REQUIRED TASK = Copy every line of the listing that holds the string "العليا".

DATA PROVIDED =

** Begin **

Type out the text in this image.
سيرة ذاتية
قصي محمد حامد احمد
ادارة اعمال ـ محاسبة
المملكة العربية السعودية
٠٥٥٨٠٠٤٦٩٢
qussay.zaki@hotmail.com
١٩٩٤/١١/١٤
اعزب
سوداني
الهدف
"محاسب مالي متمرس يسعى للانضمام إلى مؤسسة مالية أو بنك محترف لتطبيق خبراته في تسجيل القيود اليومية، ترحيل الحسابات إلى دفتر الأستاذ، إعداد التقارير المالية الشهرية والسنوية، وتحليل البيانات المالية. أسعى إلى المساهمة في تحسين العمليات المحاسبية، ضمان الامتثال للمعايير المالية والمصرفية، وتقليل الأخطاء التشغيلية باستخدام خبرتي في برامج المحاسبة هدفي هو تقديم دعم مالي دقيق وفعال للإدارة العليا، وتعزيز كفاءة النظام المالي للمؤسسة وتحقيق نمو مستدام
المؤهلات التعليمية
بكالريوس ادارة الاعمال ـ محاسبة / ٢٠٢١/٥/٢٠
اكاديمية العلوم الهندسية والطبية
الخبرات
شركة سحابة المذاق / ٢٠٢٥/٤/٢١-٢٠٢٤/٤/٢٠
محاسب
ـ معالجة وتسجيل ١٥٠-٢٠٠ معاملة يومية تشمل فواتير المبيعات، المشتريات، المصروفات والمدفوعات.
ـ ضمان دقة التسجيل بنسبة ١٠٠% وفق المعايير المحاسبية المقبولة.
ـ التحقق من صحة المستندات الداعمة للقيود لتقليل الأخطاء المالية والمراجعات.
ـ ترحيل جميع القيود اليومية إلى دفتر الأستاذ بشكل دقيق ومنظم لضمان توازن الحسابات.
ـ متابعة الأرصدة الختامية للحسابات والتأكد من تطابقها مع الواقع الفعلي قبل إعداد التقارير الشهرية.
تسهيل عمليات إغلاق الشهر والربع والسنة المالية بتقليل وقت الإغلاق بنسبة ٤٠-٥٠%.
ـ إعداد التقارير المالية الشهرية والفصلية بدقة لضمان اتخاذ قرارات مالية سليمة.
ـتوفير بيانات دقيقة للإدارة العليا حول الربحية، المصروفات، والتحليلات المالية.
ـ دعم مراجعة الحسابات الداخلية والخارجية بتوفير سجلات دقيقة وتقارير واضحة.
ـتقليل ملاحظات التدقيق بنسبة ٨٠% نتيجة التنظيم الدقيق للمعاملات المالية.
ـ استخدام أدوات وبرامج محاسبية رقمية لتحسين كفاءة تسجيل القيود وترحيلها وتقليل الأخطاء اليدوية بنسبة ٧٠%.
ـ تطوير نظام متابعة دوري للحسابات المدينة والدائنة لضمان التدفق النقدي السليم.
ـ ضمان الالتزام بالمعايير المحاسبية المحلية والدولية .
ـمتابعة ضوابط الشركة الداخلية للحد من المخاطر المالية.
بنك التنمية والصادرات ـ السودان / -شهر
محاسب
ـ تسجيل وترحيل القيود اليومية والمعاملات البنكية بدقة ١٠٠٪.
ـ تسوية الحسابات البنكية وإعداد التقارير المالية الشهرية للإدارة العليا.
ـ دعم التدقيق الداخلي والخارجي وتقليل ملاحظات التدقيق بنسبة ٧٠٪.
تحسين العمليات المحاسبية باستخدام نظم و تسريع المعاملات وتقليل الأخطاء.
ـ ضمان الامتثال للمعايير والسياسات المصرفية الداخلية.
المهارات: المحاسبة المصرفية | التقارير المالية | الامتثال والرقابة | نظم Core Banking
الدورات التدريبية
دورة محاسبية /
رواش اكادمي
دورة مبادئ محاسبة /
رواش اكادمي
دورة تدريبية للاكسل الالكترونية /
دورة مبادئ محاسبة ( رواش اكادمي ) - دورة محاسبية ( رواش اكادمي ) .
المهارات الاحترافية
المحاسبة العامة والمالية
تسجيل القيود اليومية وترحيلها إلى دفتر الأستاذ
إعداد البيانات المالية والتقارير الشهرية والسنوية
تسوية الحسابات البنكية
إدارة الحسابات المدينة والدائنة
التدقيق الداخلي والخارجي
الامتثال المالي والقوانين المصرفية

** End **

PROBLEM SOLUTION =
"محاسب مالي متمرس يسعى للانضمام إلى مؤسسة مالية أو بنك محترف لتطبيق خبراته في تسجيل القيود اليومية، ترحيل الحسابات إلى دفتر الأستاذ، إعداد التقارير المالية الشهرية والسنوية، وتحليل البيانات المالية. أسعى إلى المساهمة في تحسين العمليات المحاسبية، ضمان الامتثال للمعايير المالية والمصرفية، وتقليل الأخطاء التشغيلية باستخدام خبرتي في برامج المحاسبة هدفي هو تقديم دعم مالي دقيق وفعال للإدارة العليا، وتعزيز كفاءة النظام المالي للمؤسسة وتحقيق نمو مستدام
ـتوفير بيانات دقيقة للإدارة العليا حول الربحية، المصروفات، والتحليلات المالية.
ـ تسوية الحسابات البنكية وإعداد التقارير المالية الشهرية للإدارة العليا.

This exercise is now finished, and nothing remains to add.